─── Kutipan Teks ───

Monday, 10 February 2014

Mahasiswa Poltekes Kemenkes Kupang Diduga Dibunuh

Senin, 10 Februari 2014 09:38 WITA
Mahasiswa Poltekes Kemenkes Kupang Diduga Dibunuh
Net
Ilustrasi
POS-KUPANG.COM, KUPANG -- Aparat Kepolisian Resor Kupang Kota, sedang menyelidiki kasus dugaan pembunuhan mahasiswi Jurusan Gizi, Poltekes Kemenkes Kupang, Fransiska Bifel (20) pada 23 Desember 2013 lalu. Penyidik sudah memanggil empat orang untuk diambil keterangannya sebagai saksi dalam kasus penganiayaan hingga menewaskan korban yang kos di Jalan Bajawa, Kelurahan Futululi, Kecamatan Oebobo.
Hal ini dikatakan Wakil Kepala Polres Kupang Kota, Kompol Yulian Perdana, S.Ik, di Kupang, Jumat (7/2/2014). Menurut Yulian, kelima orang yang telah diperiksa itu adalah pemilik kos, Dominikus D, bersama isteri Margretha S dan anak perempuannya Natalia serta pegawai Tata Usaha, Jurusan Gizi Poltekes Kemenkes, Kupang, Jhon Lobo. Jhon dan tetanggannya, Rosa Ghafur, ikut menyaksikan saat korban dibawa ke rumah sakit.
"Polisi juga masih akan memanggil pihak lain yang ikut mengantar dan menerima korban di Rumah Sakit Kota Kupang dan Rumah Sakit Prof. WZ Johannes Kupang. Mereka diduga turut serta memperlancar perbuatan melawan hukum dengan memandikan korban tanpa kehadiran pihak keluarga korban," katanya.
Setelah itu, katanya, masih ada sejumlah nama yang telah diagendakan untuk diambil keterangannya. Ia mengatakan, jika sudah cukup, pihaknya akan melihat dan mendalami setiap keterangan yang telah dibuat dalam berita acara pemeriksaan ditambah dengan kesimpulan pihak kepolosian apakah dikategorikan dalam delik atau tidak.

─── Bagian Data ───

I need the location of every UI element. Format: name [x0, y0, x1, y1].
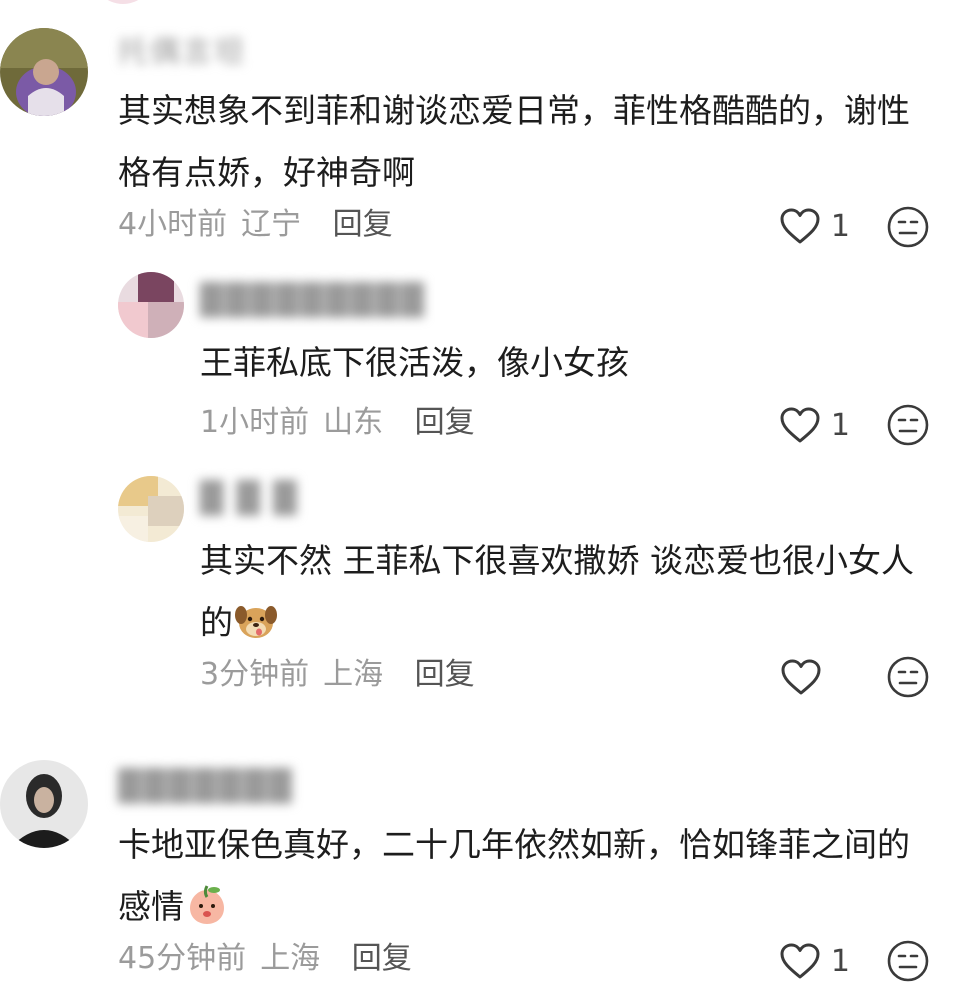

───

§ Daftar Tugas
1. Salin bagian teks berita dari "Monday, 10 February" sampai dengan "Futululi, Kecamatan Oebobo.".
2. Menurut teks berita, di jalan mana korban tinggal kos?
Baris-baris data di atas diambil dari sumber lain.

§ Jawaban Tiap Tugas
1.
Monday, 10 February 2014

Mahasiswa Poltekes Kemenkes Kupang Diduga Dibunuh

Senin, 10 Februari 2014 09:38 WITA
Mahasiswa Poltekes Kemenkes Kupang Diduga Dibunuh
Net
Ilustrasi
POS-KUPANG.COM, KUPANG -- Aparat Kepolisian Resor Kupang Kota, sedang menyelidiki kasus dugaan pembunuhan mahasiswi Jurusan Gizi, Poltekes Kemenkes Kupang, Fransiska Bifel (20) pada 23 Desember 2013 lalu. Penyidik sudah memanggil empat orang untuk diambil keterangannya sebagai saksi dalam kasus penganiayaan hingga menewaskan korban yang kos di Jalan Bajawa, Kelurahan Futululi, Kecamatan Oebobo.

2. Korban tinggal kos di Jalan Bajawa, Kelurahan Futululi, Kecamatan Oebobo.